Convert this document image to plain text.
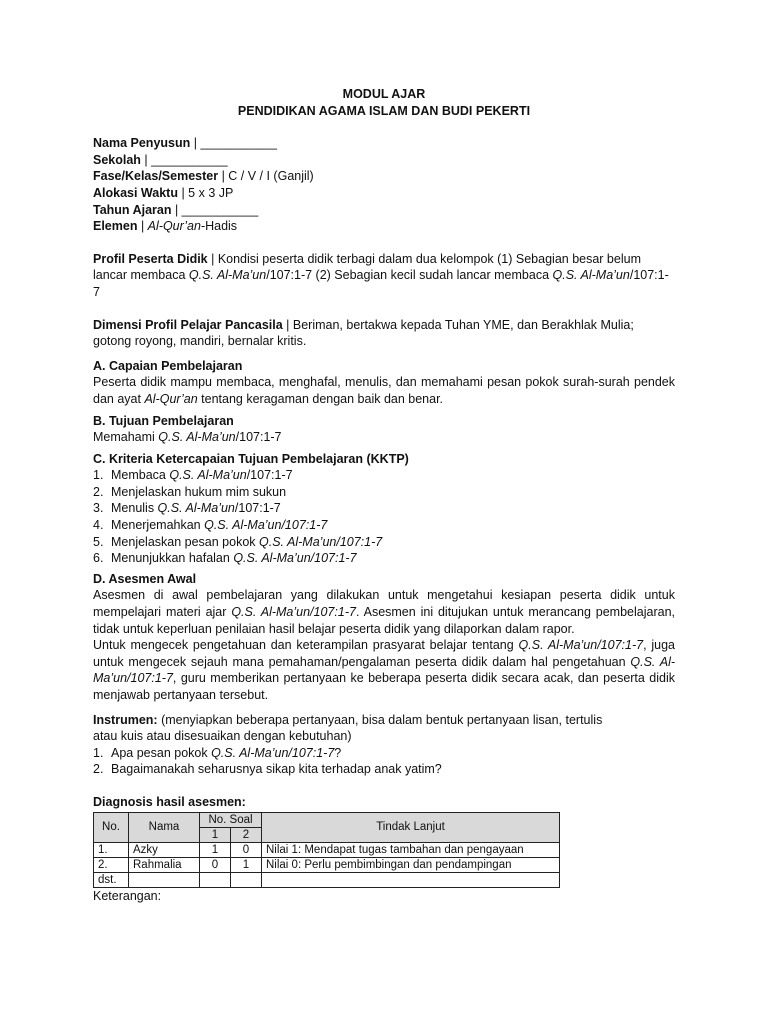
MODUL AJAR
PENDIDIKAN AGAMA ISLAM DAN BUDI PEKERTI

Nama Penyusun | ___________

Sekolah | ___________

Fase/Kelas/Semester | C / V / I (Ganjil)

Alokasi Waktu | 5 x 3 JP

Tahun Ajaran | ___________

Elemen | Al-Qur’an-Hadis

Profil Peserta Didik | Kondisi peserta didik terbagi dalam dua kelompok (1) Sebagian besar belum lancar membaca Q.S. Al-Ma’un/107:1-7 (2) Sebagian kecil sudah lancar membaca Q.S. Al-Ma’un/107:1-7

Dimensi Profil Pelajar Pancasila | Beriman, bertakwa kepada Tuhan YME, dan Berakhlak Mulia; gotong royong, mandiri, bernalar kritis.

A. Capaian Pembelajaran

Peserta didik mampu membaca, menghafal, menulis, dan memahami pesan pokok surah-surah pendek dan ayat Al-Qur’an tentang keragaman dengan baik dan benar.

B. Tujuan Pembelajaran

Memahami Q.S. Al-Ma’un/107:1-7

C. Kriteria Ketercapaian Tujuan Pembelajaran (KKTP)

1. Membaca Q.S. Al-Ma’un/107:1-7
2. Menjelaskan hukum mim sukun
3. Menulis Q.S. Al-Ma’un/107:1-7
4. Menerjemahkan Q.S. Al-Ma’un/107:1-7
5. Menjelaskan pesan pokok Q.S. Al-Ma’un/107:1-7
6. Menunjukkan hafalan Q.S. Al-Ma’un/107:1-7

D. Asesmen Awal

Asesmen di awal pembelajaran yang dilakukan untuk mengetahui kesiapan peserta didik untuk mempelajari materi ajar Q.S. Al-Ma’un/107:1-7. Asesmen ini ditujukan untuk merancang pembelajaran, tidak untuk keperluan penilaian hasil belajar peserta didik yang dilaporkan dalam rapor.

Untuk mengecek pengetahuan dan keterampilan prasyarat belajar tentang Q.S. Al-Ma’un/107:1-7, juga untuk mengecek sejauh mana pemahaman/pengalaman peserta didik dalam hal pengetahuan Q.S. Al-Ma’un/107:1-7, guru memberikan pertanyaan ke beberapa peserta didik secara acak, dan peserta didik menjawab pertanyaan tersebut.

Instrumen: (menyiapkan beberapa pertanyaan, bisa dalam bentuk pertanyaan lisan, tertulis

atau kuis atau disesuaikan dengan kebutuhan)

1. Apa pesan pokok Q.S. Al-Ma’un/107:1-7?
2. Bagaimanakah seharusnya sikap kita terhadap anak yatim?

Diagnosis hasil asesmen:

No.	Nama	No. Soal		Tindak Lanjut
		1	2	
1.	Azky	1	0	Nilai 1: Mendapat tugas tambahan dan pengayaan
2.	Rahmalia	0	1	Nilai 0: Perlu pembimbingan dan pendampingan
dst.				

Keterangan:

※

Look above for every line with the word "Nama" and copy it.

Nama Penyusun | ___________
No.	Nama	No. Soal		Tindak Lanjut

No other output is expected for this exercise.